*Saved entries*:
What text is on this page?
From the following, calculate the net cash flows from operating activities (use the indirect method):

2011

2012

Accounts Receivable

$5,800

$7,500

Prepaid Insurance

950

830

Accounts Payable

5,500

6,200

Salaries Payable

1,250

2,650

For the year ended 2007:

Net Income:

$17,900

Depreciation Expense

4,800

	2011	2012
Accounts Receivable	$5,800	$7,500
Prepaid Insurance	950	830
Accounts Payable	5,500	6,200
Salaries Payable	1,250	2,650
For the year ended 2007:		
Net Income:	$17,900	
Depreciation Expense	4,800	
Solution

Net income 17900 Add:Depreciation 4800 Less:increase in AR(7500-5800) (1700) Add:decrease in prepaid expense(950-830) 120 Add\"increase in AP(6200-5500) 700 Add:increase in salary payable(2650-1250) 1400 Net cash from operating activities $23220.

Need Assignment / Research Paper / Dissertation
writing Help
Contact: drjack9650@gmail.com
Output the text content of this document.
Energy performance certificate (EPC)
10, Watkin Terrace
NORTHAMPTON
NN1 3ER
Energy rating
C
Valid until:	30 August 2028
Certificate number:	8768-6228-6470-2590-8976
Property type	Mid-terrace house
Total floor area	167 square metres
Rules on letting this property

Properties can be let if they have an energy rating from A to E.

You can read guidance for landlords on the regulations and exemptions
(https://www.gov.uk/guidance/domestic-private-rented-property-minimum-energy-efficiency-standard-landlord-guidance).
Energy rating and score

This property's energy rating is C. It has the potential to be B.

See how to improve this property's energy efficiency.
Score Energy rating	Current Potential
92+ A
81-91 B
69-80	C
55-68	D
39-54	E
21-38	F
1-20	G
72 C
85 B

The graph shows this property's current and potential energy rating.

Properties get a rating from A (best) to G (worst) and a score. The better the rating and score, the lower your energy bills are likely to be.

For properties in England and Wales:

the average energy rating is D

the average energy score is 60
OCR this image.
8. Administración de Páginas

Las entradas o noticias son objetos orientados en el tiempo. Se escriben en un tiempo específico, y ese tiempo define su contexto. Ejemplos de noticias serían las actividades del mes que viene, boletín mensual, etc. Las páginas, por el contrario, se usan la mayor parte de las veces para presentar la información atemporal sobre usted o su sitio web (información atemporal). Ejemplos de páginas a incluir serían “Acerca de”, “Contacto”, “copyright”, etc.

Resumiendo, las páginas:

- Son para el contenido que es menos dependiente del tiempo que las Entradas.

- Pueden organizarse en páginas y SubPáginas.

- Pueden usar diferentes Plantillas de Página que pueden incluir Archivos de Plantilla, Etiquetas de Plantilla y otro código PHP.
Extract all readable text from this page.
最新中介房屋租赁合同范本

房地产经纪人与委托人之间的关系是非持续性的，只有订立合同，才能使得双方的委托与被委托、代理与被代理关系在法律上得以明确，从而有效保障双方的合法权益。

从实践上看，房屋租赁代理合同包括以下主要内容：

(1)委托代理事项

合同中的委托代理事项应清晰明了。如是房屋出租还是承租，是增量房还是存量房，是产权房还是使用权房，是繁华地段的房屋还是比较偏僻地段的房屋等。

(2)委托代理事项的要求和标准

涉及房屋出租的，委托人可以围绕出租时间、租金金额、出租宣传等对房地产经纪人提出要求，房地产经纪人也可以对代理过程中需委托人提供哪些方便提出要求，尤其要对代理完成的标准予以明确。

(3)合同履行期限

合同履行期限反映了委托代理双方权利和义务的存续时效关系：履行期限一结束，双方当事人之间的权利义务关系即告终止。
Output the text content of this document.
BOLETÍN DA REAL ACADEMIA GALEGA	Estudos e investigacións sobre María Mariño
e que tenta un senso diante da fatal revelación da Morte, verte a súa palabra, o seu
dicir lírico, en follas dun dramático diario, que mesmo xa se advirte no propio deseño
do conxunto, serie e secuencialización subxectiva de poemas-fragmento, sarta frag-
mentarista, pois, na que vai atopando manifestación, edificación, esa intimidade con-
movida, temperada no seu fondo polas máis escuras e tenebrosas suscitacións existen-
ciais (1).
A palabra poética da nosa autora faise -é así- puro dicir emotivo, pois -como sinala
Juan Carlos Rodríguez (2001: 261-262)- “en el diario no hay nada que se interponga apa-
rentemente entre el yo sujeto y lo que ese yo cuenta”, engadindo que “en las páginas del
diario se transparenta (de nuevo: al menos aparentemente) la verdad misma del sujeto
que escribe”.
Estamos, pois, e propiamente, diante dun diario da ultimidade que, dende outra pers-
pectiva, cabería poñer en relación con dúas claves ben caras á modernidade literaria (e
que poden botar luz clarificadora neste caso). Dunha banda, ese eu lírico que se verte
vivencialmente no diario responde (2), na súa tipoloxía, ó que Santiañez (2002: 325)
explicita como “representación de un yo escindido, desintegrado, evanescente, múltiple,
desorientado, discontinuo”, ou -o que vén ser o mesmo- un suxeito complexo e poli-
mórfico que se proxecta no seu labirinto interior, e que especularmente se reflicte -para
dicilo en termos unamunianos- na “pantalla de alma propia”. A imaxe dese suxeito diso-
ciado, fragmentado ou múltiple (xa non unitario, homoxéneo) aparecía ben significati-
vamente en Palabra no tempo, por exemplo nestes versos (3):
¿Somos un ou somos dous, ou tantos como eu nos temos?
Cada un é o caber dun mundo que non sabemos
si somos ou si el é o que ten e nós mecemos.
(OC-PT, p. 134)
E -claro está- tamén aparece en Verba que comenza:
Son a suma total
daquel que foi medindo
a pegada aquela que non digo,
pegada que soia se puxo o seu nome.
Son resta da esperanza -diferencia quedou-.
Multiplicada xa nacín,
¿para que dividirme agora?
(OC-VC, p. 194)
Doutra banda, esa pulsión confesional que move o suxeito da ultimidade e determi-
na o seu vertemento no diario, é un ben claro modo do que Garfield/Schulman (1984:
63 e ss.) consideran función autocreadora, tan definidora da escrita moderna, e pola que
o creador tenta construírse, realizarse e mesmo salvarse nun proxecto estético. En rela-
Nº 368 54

*Task directions*:
All of the entries must be quoted exactly; please include each one.

*Written solution*:
What text is on this page?
From the following, calculate the net cash flows from operating activities (use the indirect method):

2011

2012

Accounts Receivable

$5,800

$7,500

Prepaid Insurance

950

830

Accounts Payable

5,500

6,200

Salaries Payable

1,250

2,650

For the year ended 2007:

Net Income:

$17,900

Depreciation Expense

4,800

	2011	2012
Accounts Receivable	$5,800	$7,500
Prepaid Insurance	950	830
Accounts Payable	5,500	6,200
Salaries Payable	1,250	2,650
For the year ended 2007:		
Net Income:	$17,900	
Depreciation Expense	4,800	
Solution

Net income 17900 Add:Depreciation 4800 Less:increase in AR(7500-5800) (1700) Add:decrease in prepaid expense(950-830) 120 Add\"increase in AP(6200-5500) 700 Add:increase in salary payable(2650-1250) 1400 Net cash from operating activities $23220.

Need Assignment / Research Paper / Dissertation
writing Help
Contact: drjack9650@gmail.com
Output the text content of this document.
Energy performance certificate (EPC)
10, Watkin Terrace
NORTHAMPTON
NN1 3ER
Energy rating
C
Valid until:	30 August 2028
Certificate number:	8768-6228-6470-2590-8976
Property type	Mid-terrace house
Total floor area	167 square metres
Rules on letting this property

Properties can be let if they have an energy rating from A to E.

You can read guidance for landlords on the regulations and exemptions
(https://www.gov.uk/guidance/domestic-private-rented-property-minimum-energy-efficiency-standard-landlord-guidance).
Energy rating and score

This property's energy rating is C. It has the potential to be B.

See how to improve this property's energy efficiency.
Score Energy rating	Current Potential
92+ A
81-91 B
69-80	C
55-68	D
39-54	E
21-38	F
1-20	G
72 C
85 B

The graph shows this property's current and potential energy rating.

Properties get a rating from A (best) to G (worst) and a score. The better the rating and score, the lower your energy bills are likely to be.

For properties in England and Wales:

the average energy rating is D

the average energy score is 60
OCR this image.
8. Administración de Páginas

Las entradas o noticias son objetos orientados en el tiempo. Se escriben en un tiempo específico, y ese tiempo define su contexto. Ejemplos de noticias serían las actividades del mes que viene, boletín mensual, etc. Las páginas, por el contrario, se usan la mayor parte de las veces para presentar la información atemporal sobre usted o su sitio web (información atemporal). Ejemplos de páginas a incluir serían “Acerca de”, “Contacto”, “copyright”, etc.

Resumiendo, las páginas:

- Son para el contenido que es menos dependiente del tiempo que las Entradas.

- Pueden organizarse en páginas y SubPáginas.

- Pueden usar diferentes Plantillas de Página que pueden incluir Archivos de Plantilla, Etiquetas de Plantilla y otro código PHP.
Extract all readable text from this page.
最新中介房屋租赁合同范本

房地产经纪人与委托人之间的关系是非持续性的，只有订立合同，才能使得双方的委托与被委托、代理与被代理关系在法律上得以明确，从而有效保障双方的合法权益。

从实践上看，房屋租赁代理合同包括以下主要内容：

(1)委托代理事项

合同中的委托代理事项应清晰明了。如是房屋出租还是承租，是增量房还是存量房，是产权房还是使用权房，是繁华地段的房屋还是比较偏僻地段的房屋等。

(2)委托代理事项的要求和标准

涉及房屋出租的，委托人可以围绕出租时间、租金金额、出租宣传等对房地产经纪人提出要求，房地产经纪人也可以对代理过程中需委托人提供哪些方便提出要求，尤其要对代理完成的标准予以明确。

(3)合同履行期限

合同履行期限反映了委托代理双方权利和义务的存续时效关系：履行期限一结束，双方当事人之间的权利义务关系即告终止。
Output the text content of this document.
BOLETÍN DA REAL ACADEMIA GALEGA	Estudos e investigacións sobre María Mariño
e que tenta un senso diante da fatal revelación da Morte, verte a súa palabra, o seu
dicir lírico, en follas dun dramático diario, que mesmo xa se advirte no propio deseño
do conxunto, serie e secuencialización subxectiva de poemas-fragmento, sarta frag-
mentarista, pois, na que vai atopando manifestación, edificación, esa intimidade con-
movida, temperada no seu fondo polas máis escuras e tenebrosas suscitacións existen-
ciais (1).
A palabra poética da nosa autora faise -é así- puro dicir emotivo, pois -como sinala
Juan Carlos Rodríguez (2001: 261-262)- “en el diario no hay nada que se interponga apa-
rentemente entre el yo sujeto y lo que ese yo cuenta”, engadindo que “en las páginas del
diario se transparenta (de nuevo: al menos aparentemente) la verdad misma del sujeto
que escribe”.
Estamos, pois, e propiamente, diante dun diario da ultimidade que, dende outra pers-
pectiva, cabería poñer en relación con dúas claves ben caras á modernidade literaria (e
que poden botar luz clarificadora neste caso). Dunha banda, ese eu lírico que se verte
vivencialmente no diario responde (2), na súa tipoloxía, ó que Santiañez (2002: 325)
explicita como “representación de un yo escindido, desintegrado, evanescente, múltiple,
desorientado, discontinuo”, ou -o que vén ser o mesmo- un suxeito complexo e poli-
mórfico que se proxecta no seu labirinto interior, e que especularmente se reflicte -para
dicilo en termos unamunianos- na “pantalla de alma propia”. A imaxe dese suxeito diso-
ciado, fragmentado ou múltiple (xa non unitario, homoxéneo) aparecía ben significati-
vamente en Palabra no tempo, por exemplo nestes versos (3):
¿Somos un ou somos dous, ou tantos como eu nos temos?
Cada un é o caber dun mundo que non sabemos
si somos ou si el é o que ten e nós mecemos.
(OC-PT, p. 134)
E -claro está- tamén aparece en Verba que comenza:
Son a suma total
daquel que foi medindo
a pegada aquela que non digo,
pegada que soia se puxo o seu nome.
Son resta da esperanza -diferencia quedou-.
Multiplicada xa nacín,
¿para que dividirme agora?
(OC-VC, p. 194)
Doutra banda, esa pulsión confesional que move o suxeito da ultimidade e determi-
na o seu vertemento no diario, é un ben claro modo do que Garfield/Schulman (1984:
63 e ss.) consideran función autocreadora, tan definidora da escrita moderna, e pola que
o creador tenta construírse, realizarse e mesmo salvarse nun proxecto estético. En rela-
Nº 368 54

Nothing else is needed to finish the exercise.